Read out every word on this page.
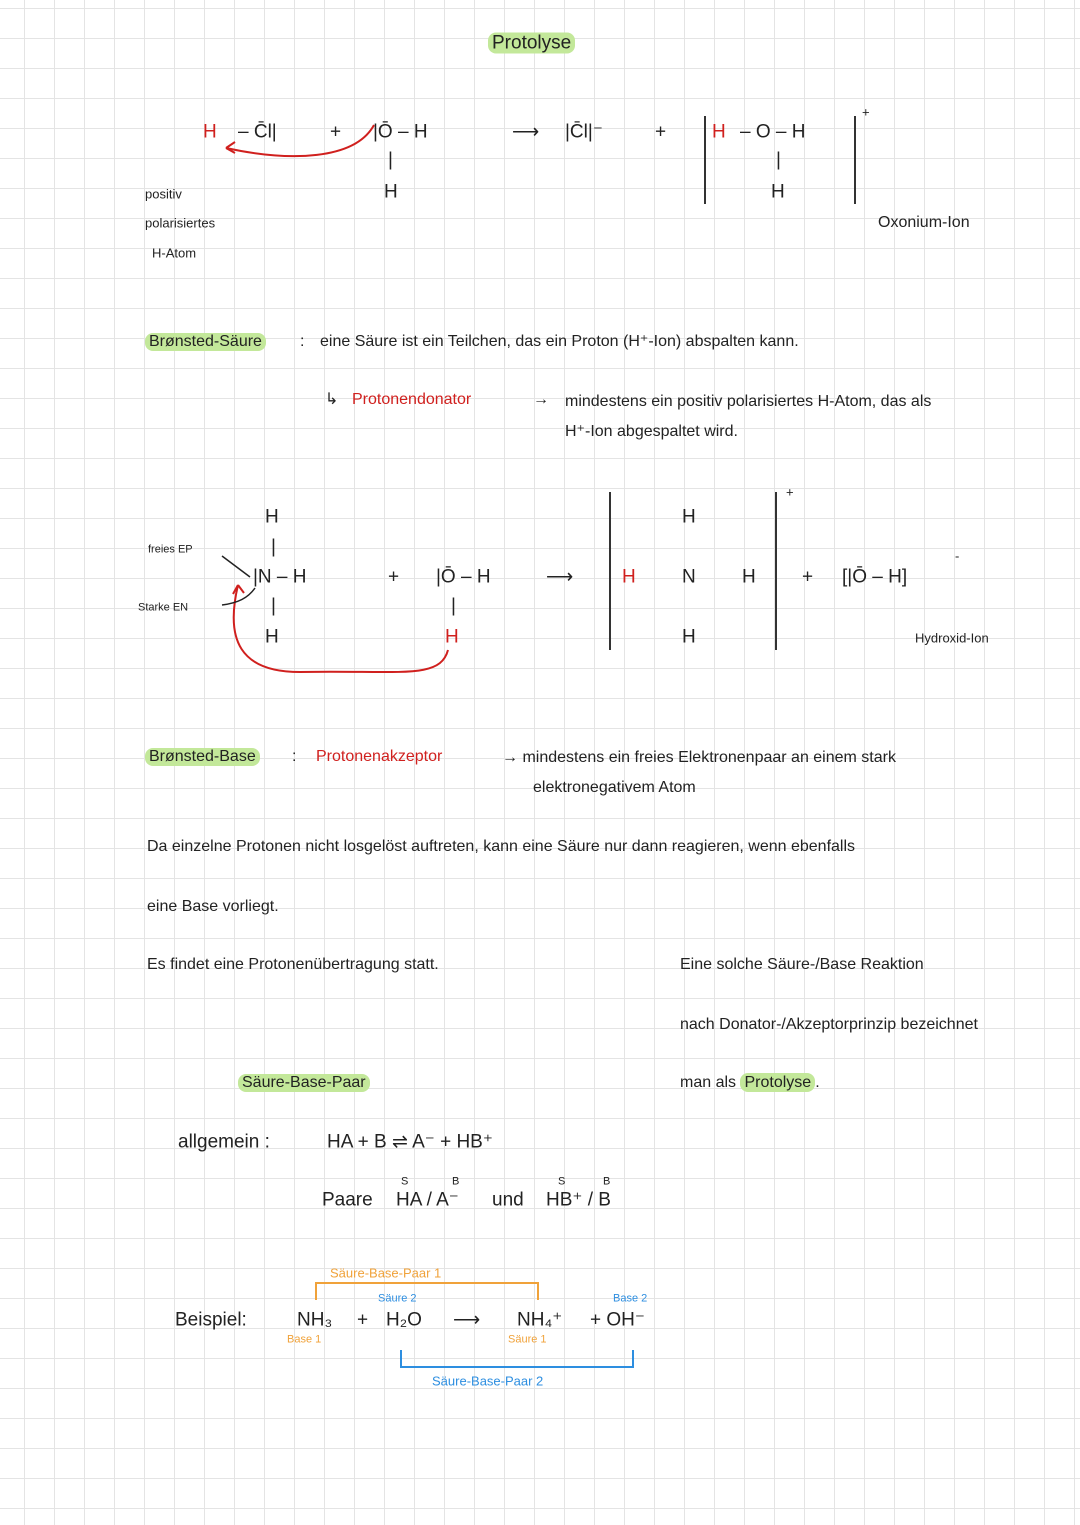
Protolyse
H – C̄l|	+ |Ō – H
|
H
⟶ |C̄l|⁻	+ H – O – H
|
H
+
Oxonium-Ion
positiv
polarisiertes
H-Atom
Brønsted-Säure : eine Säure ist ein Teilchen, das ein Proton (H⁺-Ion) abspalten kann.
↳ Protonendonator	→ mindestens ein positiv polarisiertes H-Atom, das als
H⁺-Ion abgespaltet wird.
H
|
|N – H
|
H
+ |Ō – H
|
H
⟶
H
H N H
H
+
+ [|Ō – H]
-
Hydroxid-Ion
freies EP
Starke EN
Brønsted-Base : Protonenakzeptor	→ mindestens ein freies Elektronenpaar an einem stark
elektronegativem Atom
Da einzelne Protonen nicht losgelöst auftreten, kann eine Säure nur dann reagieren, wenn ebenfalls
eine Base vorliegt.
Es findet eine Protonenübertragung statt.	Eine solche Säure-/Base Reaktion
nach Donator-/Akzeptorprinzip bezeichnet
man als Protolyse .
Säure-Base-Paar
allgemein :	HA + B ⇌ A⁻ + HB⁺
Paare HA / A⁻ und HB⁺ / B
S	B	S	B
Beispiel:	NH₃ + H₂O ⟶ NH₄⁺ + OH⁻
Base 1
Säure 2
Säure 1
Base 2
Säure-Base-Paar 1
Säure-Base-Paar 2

──────────

§ Exercise objective
Repeat each record exactly as shown above, dropping all images.

§ Problem solution
Read out every word on this page.
Protolyse
H – C̄l|	+ |Ō – H
|
H
⟶ |C̄l|⁻	+ H – O – H
|
H
+
Oxonium-Ion
positiv
polarisiertes
H-Atom
Brønsted-Säure : eine Säure ist ein Teilchen, das ein Proton (H⁺-Ion) abspalten kann.
↳ Protonendonator	→ mindestens ein positiv polarisiertes H-Atom, das als
H⁺-Ion abgespaltet wird.
H
|
|N – H
|
H
+ |Ō – H
|
H
⟶
H
H N H
H
+
+ [|Ō – H]
-
Hydroxid-Ion
freies EP
Starke EN
Brønsted-Base : Protonenakzeptor	→ mindestens ein freies Elektronenpaar an einem stark
elektronegativem Atom
Da einzelne Protonen nicht losgelöst auftreten, kann eine Säure nur dann reagieren, wenn ebenfalls
eine Base vorliegt.
Es findet eine Protonenübertragung statt.	Eine solche Säure-/Base Reaktion
nach Donator-/Akzeptorprinzip bezeichnet
man als Protolyse .
Säure-Base-Paar
allgemein :	HA + B ⇌ A⁻ + HB⁺
Paare HA / A⁻ und HB⁺ / B
S	B	S	B
Beispiel:	NH₃ + H₂O ⟶ NH₄⁺ + OH⁻
Base 1
Säure 2
Säure 1
Base 2
Säure-Base-Paar 1
Säure-Base-Paar 2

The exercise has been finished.